Locate each line in the records containing "不属于食用农产品范围". Copy it.
--- START Entries shown ---
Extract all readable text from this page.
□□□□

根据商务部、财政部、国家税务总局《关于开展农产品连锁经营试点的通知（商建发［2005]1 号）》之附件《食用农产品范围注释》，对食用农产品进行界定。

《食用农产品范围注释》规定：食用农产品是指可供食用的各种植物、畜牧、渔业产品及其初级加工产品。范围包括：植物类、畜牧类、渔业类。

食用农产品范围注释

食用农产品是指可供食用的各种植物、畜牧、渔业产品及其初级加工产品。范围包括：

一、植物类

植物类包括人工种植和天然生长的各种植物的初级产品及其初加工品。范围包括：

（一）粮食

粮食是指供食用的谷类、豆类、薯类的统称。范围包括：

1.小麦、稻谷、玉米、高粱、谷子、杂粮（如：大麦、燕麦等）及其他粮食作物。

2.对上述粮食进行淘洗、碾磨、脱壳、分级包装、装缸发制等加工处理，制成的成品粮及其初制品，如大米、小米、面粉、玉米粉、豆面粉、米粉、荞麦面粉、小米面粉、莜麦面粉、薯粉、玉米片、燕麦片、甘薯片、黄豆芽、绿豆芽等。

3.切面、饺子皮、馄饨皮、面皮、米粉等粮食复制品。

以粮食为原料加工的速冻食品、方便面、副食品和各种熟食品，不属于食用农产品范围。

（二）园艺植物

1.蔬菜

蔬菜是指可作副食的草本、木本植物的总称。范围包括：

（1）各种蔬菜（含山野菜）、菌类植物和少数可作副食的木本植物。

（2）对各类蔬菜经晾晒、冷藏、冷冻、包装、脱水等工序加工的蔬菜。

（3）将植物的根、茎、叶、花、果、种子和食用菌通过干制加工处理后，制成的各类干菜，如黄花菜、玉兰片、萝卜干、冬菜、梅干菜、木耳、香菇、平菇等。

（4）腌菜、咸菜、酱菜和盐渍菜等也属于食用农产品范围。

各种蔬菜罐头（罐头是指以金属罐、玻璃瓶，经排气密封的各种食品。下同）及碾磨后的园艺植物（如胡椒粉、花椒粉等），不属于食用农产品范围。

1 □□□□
--- END Entries shown ---
Correct answer:
以粮食为原料加工的速冻食品、方便面、副食品和各种熟食品，不属于食用农产品范围。
各种蔬菜罐头（罐头是指以金属罐、玻璃瓶，经排气密封的各种食品。下同）及碾磨后的园艺植物（如胡椒粉、花椒粉等），不属于食用农产品范围。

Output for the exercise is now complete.